## Given exercise
Return the entries below verbatim. Pictures stay out.
------ Data to process ------
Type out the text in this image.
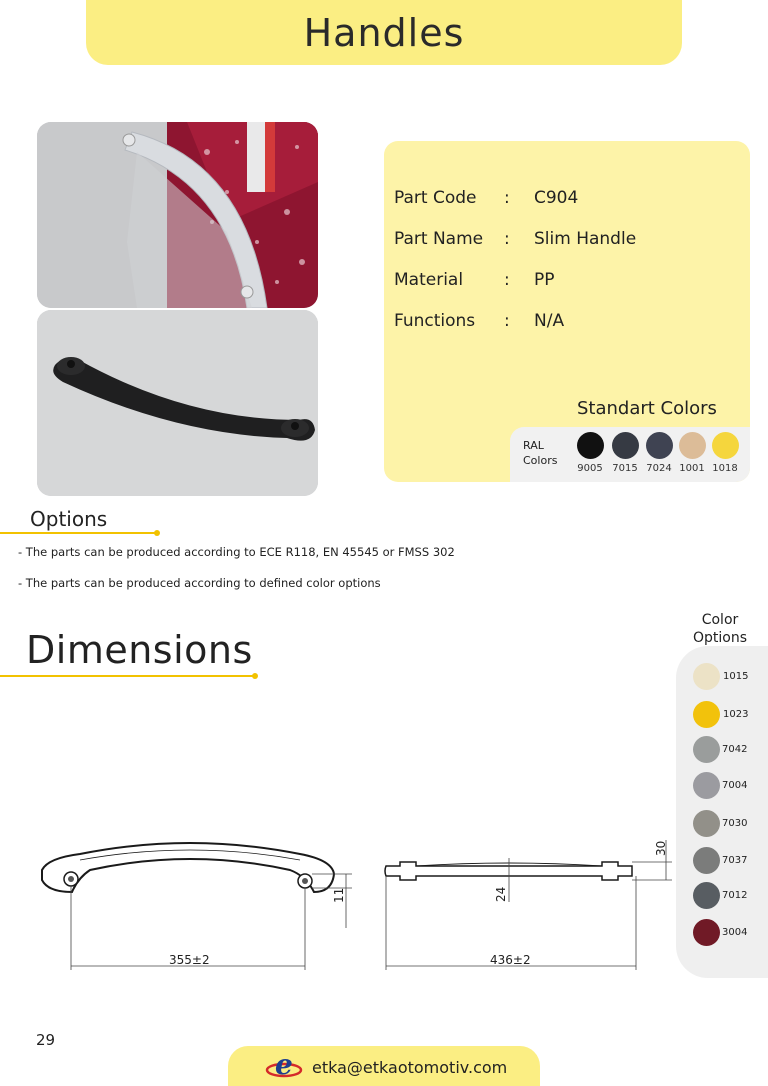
Handles
Part Code : C904
Part Name : Slim Handle
Material : PP
Functions : N/A
Standart Colors
RAL
Colors
9005 7015 7024 1001 1018
Options
- The parts can be produced according to ECE R118, EN 45545 or FMSS 302
- The parts can be produced according to defined color options
Dimensions
355±2
11
436±2
24
30
Color
Options
1015
1023
7042
7004
7030
7037
7012
3004
29
e etka@etkaotomotiv.com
------
## Full output
Type out the text in this image.
Handles
Part Code : C904
Part Name : Slim Handle
Material : PP
Functions : N/A
Standart Colors
RAL
Colors
9005 7015 7024 1001 1018
Options
- The parts can be produced according to ECE R118, EN 45545 or FMSS 302
- The parts can be produced according to defined color options
Dimensions
355±2
11
436±2
24
30
Color
Options
1015
1023
7042
7004
7030
7037
7012
3004
29
e etka@etkaotomotiv.com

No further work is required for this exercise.